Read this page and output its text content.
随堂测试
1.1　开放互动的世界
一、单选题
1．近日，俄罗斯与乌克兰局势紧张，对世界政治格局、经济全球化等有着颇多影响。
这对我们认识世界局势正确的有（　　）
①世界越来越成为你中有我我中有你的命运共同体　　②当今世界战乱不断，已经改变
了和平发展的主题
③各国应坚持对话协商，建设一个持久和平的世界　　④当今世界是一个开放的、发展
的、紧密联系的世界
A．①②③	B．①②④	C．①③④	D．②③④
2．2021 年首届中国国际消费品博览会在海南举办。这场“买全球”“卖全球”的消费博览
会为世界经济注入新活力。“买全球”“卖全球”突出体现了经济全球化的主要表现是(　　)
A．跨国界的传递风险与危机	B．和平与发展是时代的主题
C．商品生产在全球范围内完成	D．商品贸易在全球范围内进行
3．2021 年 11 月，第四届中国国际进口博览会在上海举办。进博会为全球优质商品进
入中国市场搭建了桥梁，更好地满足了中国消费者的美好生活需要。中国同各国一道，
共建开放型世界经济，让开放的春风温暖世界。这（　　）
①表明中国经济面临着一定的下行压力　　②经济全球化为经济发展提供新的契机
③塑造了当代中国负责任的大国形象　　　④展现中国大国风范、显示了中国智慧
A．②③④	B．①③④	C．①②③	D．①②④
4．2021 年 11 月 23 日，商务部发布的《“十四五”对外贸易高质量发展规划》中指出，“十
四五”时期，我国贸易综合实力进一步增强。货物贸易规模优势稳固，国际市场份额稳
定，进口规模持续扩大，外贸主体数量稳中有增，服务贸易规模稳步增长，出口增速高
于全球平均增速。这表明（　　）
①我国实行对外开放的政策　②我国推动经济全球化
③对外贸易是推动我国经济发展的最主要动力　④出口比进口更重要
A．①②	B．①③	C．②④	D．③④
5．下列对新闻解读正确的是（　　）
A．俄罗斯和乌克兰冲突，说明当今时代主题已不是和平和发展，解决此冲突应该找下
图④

_ _ _ _ _

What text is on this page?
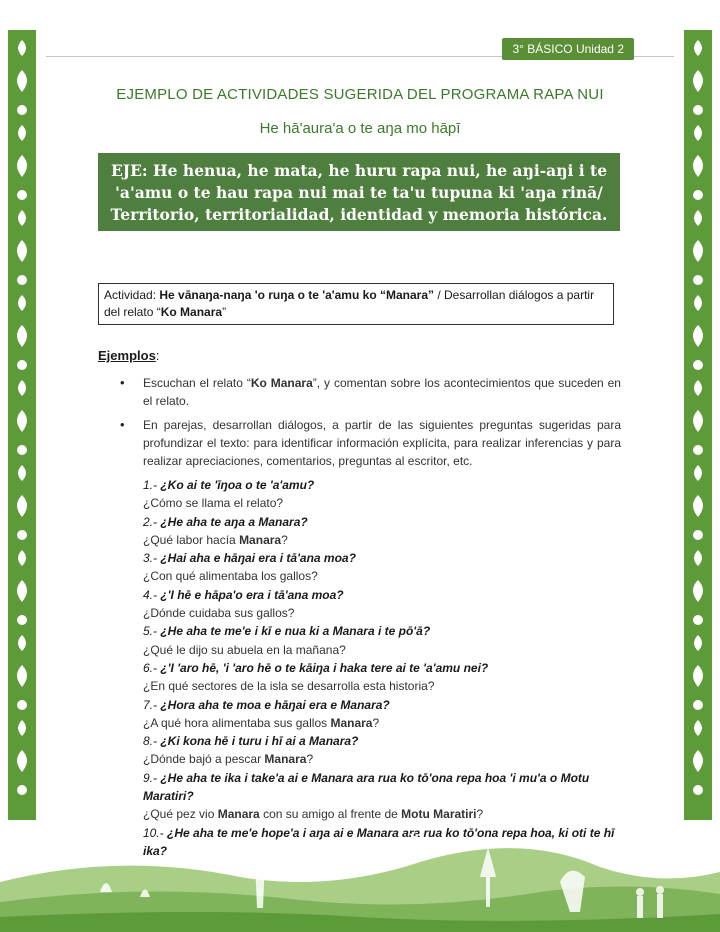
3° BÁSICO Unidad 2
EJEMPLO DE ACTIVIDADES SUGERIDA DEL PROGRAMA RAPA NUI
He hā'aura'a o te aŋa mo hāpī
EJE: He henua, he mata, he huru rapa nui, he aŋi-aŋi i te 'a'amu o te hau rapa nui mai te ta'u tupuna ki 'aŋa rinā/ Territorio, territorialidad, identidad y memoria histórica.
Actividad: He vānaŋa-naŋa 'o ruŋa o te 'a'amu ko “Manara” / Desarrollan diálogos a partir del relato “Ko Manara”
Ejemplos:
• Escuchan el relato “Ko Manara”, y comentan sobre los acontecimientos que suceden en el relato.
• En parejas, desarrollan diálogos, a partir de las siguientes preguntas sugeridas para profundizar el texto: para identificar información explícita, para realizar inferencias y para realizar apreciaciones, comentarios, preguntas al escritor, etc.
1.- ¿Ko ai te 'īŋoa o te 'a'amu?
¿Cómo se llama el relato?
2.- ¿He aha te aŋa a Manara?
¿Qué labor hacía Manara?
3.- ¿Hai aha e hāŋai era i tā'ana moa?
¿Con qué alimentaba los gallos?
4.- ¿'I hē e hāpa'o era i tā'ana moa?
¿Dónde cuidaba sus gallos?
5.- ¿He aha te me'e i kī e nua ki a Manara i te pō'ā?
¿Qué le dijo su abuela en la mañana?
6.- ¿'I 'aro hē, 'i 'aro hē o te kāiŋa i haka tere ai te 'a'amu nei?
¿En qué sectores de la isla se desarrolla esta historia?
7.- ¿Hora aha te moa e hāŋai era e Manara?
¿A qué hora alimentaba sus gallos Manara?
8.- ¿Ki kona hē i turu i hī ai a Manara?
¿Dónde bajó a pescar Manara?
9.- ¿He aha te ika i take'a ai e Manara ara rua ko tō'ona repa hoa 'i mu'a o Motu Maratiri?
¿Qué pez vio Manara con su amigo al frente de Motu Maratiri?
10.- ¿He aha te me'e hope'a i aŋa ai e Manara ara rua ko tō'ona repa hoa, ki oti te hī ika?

_ _ _ _ _

▶ [Exercise]
Each line that holds the word "repa" should be extracted from the records.

▶ [Result of the exercise]
9.- ¿He aha te ika i take'a ai e Manara ara rua ko tō'ona repa hoa 'i mu'a o Motu Maratiri?
10.- ¿He aha te me'e hope'a i aŋa ai e Manara ara rua ko tō'ona repa hoa, ki oti te hī ika?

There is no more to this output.